[Stated task]: List each line of the data that holds the word "количество".

[Entries shown]:
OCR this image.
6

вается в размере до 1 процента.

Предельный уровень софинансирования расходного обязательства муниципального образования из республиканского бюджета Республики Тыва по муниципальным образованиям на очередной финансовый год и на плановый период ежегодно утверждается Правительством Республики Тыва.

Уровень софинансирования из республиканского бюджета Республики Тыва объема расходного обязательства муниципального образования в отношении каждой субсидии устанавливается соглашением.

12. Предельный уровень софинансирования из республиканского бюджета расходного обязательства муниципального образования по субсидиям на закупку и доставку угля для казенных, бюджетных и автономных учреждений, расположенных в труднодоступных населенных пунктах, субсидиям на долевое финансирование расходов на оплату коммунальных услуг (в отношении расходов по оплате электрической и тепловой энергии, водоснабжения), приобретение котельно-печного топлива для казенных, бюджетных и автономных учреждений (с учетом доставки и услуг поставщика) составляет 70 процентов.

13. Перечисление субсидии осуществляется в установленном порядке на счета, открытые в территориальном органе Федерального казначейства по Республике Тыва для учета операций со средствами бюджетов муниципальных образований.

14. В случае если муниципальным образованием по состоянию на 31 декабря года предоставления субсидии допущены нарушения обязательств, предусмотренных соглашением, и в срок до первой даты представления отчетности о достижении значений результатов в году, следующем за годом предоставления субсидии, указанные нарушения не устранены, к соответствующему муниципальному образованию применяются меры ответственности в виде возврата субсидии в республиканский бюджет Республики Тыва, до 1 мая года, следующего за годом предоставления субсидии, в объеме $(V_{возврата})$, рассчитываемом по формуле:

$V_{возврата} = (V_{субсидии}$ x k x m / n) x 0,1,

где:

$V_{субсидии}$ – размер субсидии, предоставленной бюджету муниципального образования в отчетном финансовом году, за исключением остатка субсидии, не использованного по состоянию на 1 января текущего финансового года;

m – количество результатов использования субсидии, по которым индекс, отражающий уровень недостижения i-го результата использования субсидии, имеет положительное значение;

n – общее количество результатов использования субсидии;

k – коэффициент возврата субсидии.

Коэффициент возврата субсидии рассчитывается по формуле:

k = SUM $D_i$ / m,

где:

[Exercise response]:
m – количество результатов использования субсидии, по которым индекс, отражающий уровень недостижения i-го результата использования субсидии, имеет положительное значение;
n – общее количество результатов использования субсидии;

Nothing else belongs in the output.